▶ _Given exercise_
Show all lines that include the string "contrast"; copy each one.

Data records
[START]
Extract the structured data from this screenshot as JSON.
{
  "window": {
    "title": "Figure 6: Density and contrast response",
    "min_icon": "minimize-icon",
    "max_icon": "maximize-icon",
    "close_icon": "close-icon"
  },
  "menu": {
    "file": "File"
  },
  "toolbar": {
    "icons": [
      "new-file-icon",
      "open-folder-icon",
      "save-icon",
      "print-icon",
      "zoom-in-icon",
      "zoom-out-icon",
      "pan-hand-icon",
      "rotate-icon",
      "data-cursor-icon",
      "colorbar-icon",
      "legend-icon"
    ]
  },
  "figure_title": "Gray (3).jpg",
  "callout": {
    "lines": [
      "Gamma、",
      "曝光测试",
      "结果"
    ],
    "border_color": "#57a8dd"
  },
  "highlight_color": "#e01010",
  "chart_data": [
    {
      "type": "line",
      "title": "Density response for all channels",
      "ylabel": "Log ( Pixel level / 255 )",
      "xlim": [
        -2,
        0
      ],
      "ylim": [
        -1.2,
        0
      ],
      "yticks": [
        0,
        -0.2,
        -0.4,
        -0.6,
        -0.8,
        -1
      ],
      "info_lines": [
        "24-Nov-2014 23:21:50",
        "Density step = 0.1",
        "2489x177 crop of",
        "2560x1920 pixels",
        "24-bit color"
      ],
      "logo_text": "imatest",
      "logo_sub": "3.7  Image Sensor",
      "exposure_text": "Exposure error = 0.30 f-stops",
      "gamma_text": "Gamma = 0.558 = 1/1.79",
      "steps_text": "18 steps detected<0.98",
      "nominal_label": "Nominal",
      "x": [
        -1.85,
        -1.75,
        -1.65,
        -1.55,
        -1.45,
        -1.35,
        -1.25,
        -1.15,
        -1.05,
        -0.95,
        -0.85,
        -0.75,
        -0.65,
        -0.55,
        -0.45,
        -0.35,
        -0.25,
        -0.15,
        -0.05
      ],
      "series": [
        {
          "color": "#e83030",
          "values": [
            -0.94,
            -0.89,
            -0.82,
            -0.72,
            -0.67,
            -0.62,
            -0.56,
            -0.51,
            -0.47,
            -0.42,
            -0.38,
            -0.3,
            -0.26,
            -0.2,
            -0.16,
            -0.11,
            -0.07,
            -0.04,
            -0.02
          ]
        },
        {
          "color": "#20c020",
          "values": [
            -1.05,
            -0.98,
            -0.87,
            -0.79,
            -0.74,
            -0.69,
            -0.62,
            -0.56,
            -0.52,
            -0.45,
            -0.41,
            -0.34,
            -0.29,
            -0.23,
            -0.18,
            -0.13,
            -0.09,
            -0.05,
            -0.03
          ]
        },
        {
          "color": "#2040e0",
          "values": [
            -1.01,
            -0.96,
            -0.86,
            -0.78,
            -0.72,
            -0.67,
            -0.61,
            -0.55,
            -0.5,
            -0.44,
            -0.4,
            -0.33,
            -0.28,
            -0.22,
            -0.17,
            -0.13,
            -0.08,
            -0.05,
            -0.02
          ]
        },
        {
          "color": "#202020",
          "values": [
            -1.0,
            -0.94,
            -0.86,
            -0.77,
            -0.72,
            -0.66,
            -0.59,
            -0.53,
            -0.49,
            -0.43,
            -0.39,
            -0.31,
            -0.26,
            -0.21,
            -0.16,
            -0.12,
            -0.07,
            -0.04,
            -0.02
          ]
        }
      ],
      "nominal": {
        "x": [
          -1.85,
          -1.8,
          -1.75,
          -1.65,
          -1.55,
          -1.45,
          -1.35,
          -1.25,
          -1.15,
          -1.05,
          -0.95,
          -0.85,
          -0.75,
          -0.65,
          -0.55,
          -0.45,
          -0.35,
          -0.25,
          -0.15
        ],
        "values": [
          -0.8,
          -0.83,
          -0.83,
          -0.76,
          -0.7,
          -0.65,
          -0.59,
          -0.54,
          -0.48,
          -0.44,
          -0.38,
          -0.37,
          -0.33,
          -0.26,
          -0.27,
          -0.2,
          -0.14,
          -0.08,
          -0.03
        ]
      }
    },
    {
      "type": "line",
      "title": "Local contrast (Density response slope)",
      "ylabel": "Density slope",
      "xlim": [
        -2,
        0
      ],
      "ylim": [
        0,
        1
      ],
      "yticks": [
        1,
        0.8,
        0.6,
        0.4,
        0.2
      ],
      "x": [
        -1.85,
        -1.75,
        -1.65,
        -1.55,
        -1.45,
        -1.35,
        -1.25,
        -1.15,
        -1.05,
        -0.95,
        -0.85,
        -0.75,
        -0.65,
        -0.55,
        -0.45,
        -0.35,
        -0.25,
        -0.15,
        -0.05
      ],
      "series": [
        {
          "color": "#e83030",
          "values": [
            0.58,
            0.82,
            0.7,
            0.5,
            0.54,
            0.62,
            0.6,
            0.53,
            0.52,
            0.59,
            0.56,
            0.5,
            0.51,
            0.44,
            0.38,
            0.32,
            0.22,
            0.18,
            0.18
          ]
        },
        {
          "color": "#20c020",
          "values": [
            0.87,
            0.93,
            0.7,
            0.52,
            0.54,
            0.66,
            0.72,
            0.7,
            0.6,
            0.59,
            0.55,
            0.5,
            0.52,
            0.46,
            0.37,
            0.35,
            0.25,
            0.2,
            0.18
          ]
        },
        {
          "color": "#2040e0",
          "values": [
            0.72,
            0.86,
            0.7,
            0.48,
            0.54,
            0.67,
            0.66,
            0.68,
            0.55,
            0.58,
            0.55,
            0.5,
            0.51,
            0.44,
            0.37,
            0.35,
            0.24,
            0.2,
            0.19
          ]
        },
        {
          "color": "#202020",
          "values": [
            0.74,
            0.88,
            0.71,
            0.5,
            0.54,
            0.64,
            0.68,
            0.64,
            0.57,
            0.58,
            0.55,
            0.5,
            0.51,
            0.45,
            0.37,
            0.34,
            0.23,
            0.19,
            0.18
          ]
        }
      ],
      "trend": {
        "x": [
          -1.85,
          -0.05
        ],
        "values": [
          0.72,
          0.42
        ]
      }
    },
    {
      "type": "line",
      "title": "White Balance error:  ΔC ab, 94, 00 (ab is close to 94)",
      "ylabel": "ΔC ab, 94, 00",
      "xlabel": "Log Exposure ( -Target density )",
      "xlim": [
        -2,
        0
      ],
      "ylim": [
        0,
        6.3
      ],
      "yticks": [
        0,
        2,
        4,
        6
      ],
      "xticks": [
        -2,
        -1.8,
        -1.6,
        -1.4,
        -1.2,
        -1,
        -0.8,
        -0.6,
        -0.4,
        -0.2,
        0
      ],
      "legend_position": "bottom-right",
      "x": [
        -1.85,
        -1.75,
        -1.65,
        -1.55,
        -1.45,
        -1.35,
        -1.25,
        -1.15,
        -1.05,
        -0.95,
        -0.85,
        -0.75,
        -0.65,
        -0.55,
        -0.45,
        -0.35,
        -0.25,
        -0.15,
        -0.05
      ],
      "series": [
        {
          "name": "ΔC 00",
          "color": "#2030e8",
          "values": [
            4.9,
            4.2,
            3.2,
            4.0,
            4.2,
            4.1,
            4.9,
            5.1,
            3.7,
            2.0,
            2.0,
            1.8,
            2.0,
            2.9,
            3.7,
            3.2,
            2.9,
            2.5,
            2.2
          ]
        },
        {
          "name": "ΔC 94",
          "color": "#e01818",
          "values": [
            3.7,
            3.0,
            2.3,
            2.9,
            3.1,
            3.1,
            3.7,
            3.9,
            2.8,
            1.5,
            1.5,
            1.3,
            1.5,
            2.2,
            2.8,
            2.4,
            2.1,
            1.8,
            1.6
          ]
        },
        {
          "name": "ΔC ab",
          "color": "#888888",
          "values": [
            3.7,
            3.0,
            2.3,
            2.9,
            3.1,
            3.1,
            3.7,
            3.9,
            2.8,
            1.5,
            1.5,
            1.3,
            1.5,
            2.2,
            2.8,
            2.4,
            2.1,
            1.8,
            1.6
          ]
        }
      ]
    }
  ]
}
[END]
▶ _Completed exercise_
    "title": "Figure 6: Density and contrast response",
      "title": "Local contrast (Density response slope)",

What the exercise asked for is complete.